A run of records:
• • •
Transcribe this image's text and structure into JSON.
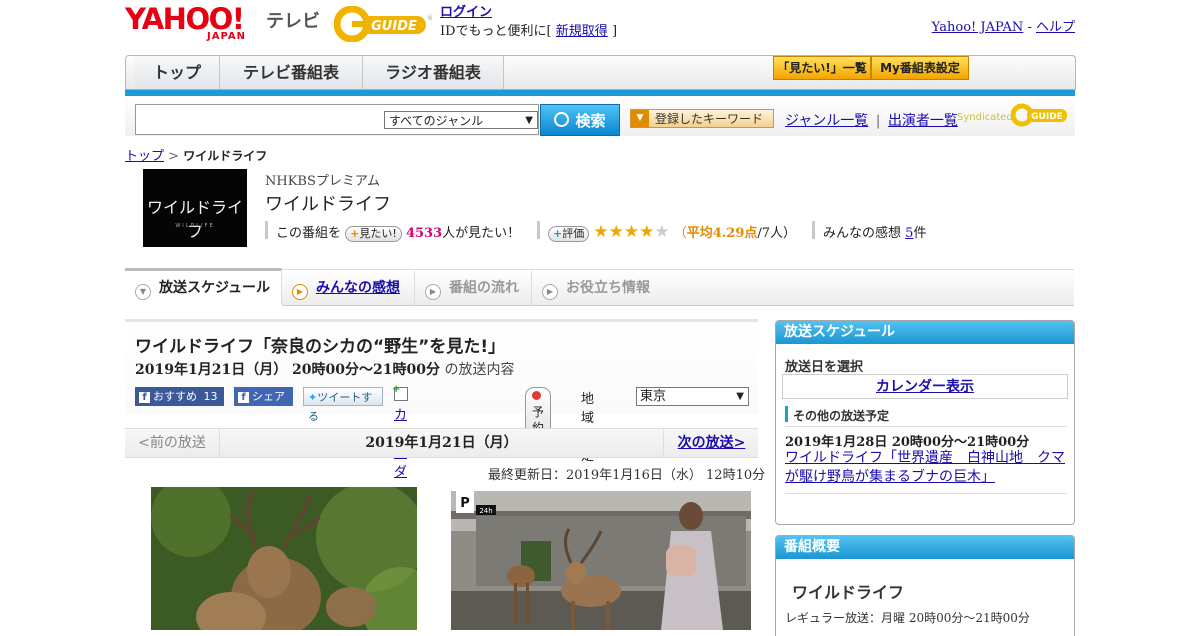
{
  "header": {
    "yahoo_logo": "YAHOO!",
    "yahoo_japan": "JAPAN",
    "tv_label": "テレビ",
    "gguide_logo": "G-GUIDE",
    "login": "ログイン",
    "login_sub_prefix": "IDでもっと便利に[",
    "signup": "新規取得",
    "login_sub_suffix": "]",
    "yahoo_japan_link": "Yahoo! JAPAN",
    "sep": "-",
    "help": "ヘルプ"
  },
  "nav": {
    "tabs": [
      "トップ",
      "テレビ番組表",
      "ラジオ番組表"
    ],
    "mitai_list": "「見たい!」一覧",
    "my_schedule": "My番組表設定"
  },
  "search": {
    "genre_select": "すべてのジャンル",
    "search_button": "検索",
    "keyword_button": "登録したキーワード",
    "genre_list": "ジャンル一覧",
    "divider": "|",
    "performer_list": "出演者一覧",
    "syndicated": "Syndicated"
  },
  "breadcrumb": {
    "home": "トップ",
    "sep": ">",
    "current": "ワイルドライフ"
  },
  "program": {
    "thumb_title": "ワイルドライフ",
    "thumb_sub": "WILDLIFE",
    "channel": "NHKBSプレミアム",
    "title": "ワイルドライフ",
    "mitai_prefix": "この番組を",
    "mitai_button": "見たい!",
    "mitai_count": "4533",
    "mitai_suffix": "人が見たい！",
    "rate_button": "評価",
    "stars": "★★★★",
    "stars_empty": "★",
    "rating_open": "（",
    "rating_avg": "平均4.29点",
    "rating_count": "/7人）",
    "rating_value": 4.29,
    "reviews_label": "みんなの感想",
    "reviews_count": "5",
    "reviews_suffix": "件"
  },
  "tabs": [
    {
      "label": "放送スケジュール"
    },
    {
      "label": "みんなの感想"
    },
    {
      "label": "番組の流れ"
    },
    {
      "label": "お役立ち情報"
    }
  ],
  "episode": {
    "title": "ワイルドライフ「奈良のシカの“野生”を見た!」",
    "date": "2019年1月21日（月）  20時00分～21時00分",
    "date_suffix": "の放送内容",
    "recommend": "おすすめ",
    "recommend_count": "13",
    "share": "シェア",
    "tweet": "ツイートする",
    "calendar": "カレンダーに登録",
    "reserve": "予約",
    "region_label": "地域設定",
    "region_value": "東京",
    "prev": "<前の放送",
    "current_date": "2019年1月21日（月）",
    "next": "次の放送>",
    "updated": "最終更新日：2019年1月16日（水）  12時10分",
    "photo2_sign1": "P",
    "photo2_sign2": "24h"
  },
  "schedule_panel": {
    "header": "放送スケジュール",
    "select_label": "放送日を選択",
    "calendar_link": "カレンダー表示",
    "other_label": "その他の放送予定",
    "other_date": "2019年1月28日  20時00分～21時00分",
    "other_title": "ワイルドライフ「世界遺産　白神山地　クマが駆け野鳥が集まるブナの巨木」"
  },
  "summary_panel": {
    "header": "番組概要",
    "title": "ワイルドライフ",
    "regular": "レギュラー放送：月曜 20時00分～21時00分"
  },
  "colors": {
    "yahoo_red": "#e60012",
    "accent_blue": "#1e9ad6",
    "link": "#1a0dab",
    "pink_count": "#d6006f",
    "star_gold": "#f0a800"
  }
}
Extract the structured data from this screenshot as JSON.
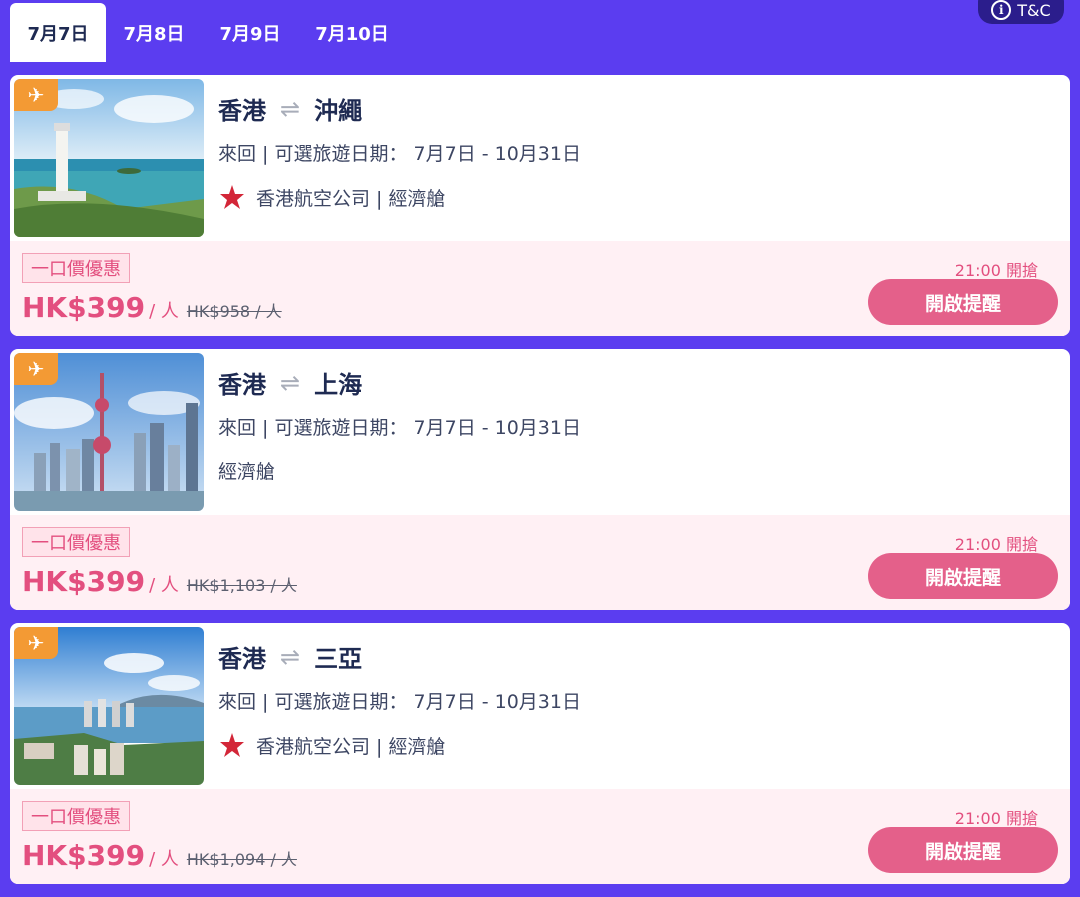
{
  "tabs": [
    {
      "label": "7月7日"
    },
    {
      "label": "7月8日"
    },
    {
      "label": "7月9日"
    },
    {
      "label": "7月10日"
    }
  ],
  "tc_label": "T&C",
  "colors": {
    "background": "#5b3df0",
    "accent": "#e34f7f",
    "button": "#e4608a",
    "tag": "#f39a34"
  },
  "cards": [
    {
      "origin": "香港",
      "destination": "沖繩",
      "dates": "來回 | 可選旅遊日期： 7月7日 - 10月31日",
      "airline": "香港航空公司 | 經濟艙",
      "deal": "一口價優惠",
      "price": "HK$399",
      "per": "/ 人",
      "original": "HK$958 / 人",
      "time": "21:00 開搶",
      "button": "開啟提醒"
    },
    {
      "origin": "香港",
      "destination": "上海",
      "dates": "來回 | 可選旅遊日期： 7月7日 - 10月31日",
      "airline": "經濟艙",
      "deal": "一口價優惠",
      "price": "HK$399",
      "per": "/ 人",
      "original": "HK$1,103 / 人",
      "time": "21:00 開搶",
      "button": "開啟提醒"
    },
    {
      "origin": "香港",
      "destination": "三亞",
      "dates": "來回 | 可選旅遊日期： 7月7日 - 10月31日",
      "airline": "香港航空公司 | 經濟艙",
      "deal": "一口價優惠",
      "price": "HK$399",
      "per": "/ 人",
      "original": "HK$1,094 / 人",
      "time": "21:00 開搶",
      "button": "開啟提醒"
    }
  ]
}
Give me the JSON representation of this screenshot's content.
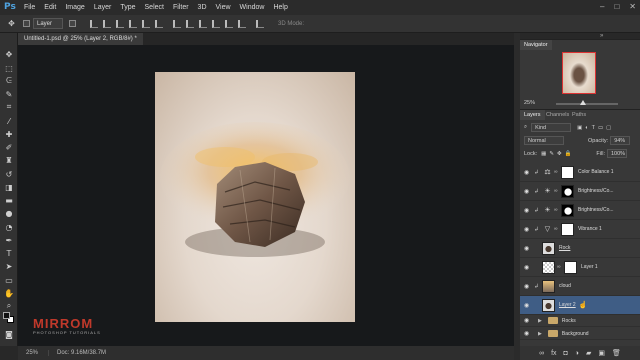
{
  "app": {
    "logo": "Ps"
  },
  "menu": [
    "File",
    "Edit",
    "Image",
    "Layer",
    "Type",
    "Select",
    "Filter",
    "3D",
    "View",
    "Window",
    "Help"
  ],
  "window_controls": [
    "–",
    "□",
    "✕"
  ],
  "options_bar": {
    "auto_select_target": "Layer",
    "mode_3d_label": "3D Mode:"
  },
  "document_tab": "Untitled-1.psd @ 25% (Layer 2, RGB/8#) *",
  "status": {
    "zoom": "25%",
    "doc": "Doc: 9.16M/38.7M"
  },
  "watermark": {
    "main": "MIRROM",
    "sub": "PHOTOSHOP TUTORIALS"
  },
  "navigator": {
    "tab": "Navigator",
    "zoom": "25%"
  },
  "layers_panel": {
    "tabs": [
      "Layers",
      "Channels",
      "Paths"
    ],
    "filter_label": "Kind",
    "blend_mode": "Normal",
    "opacity_label": "Opacity:",
    "opacity": "94%",
    "lock_label": "Lock:",
    "fill_label": "Fill:",
    "fill": "100%",
    "layers": [
      {
        "name": "Color Balance 1"
      },
      {
        "name": "Brightness/Co..."
      },
      {
        "name": "Brightness/Co..."
      },
      {
        "name": "Vibrance 1"
      },
      {
        "name": "Rock"
      },
      {
        "name": "Layer 1"
      },
      {
        "name": "cloud"
      },
      {
        "name": "Layer 2"
      },
      {
        "name": "Rocks"
      },
      {
        "name": "Background"
      }
    ]
  },
  "colors": {
    "accent": "#3f5d85",
    "watermark": "#c0392b",
    "canvas_bg": "#17191b"
  }
}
• • •
DIRECTIONS - What is the number of lines above that contain the string "name"? Answer with the number alone.

FINAL RESULT - 10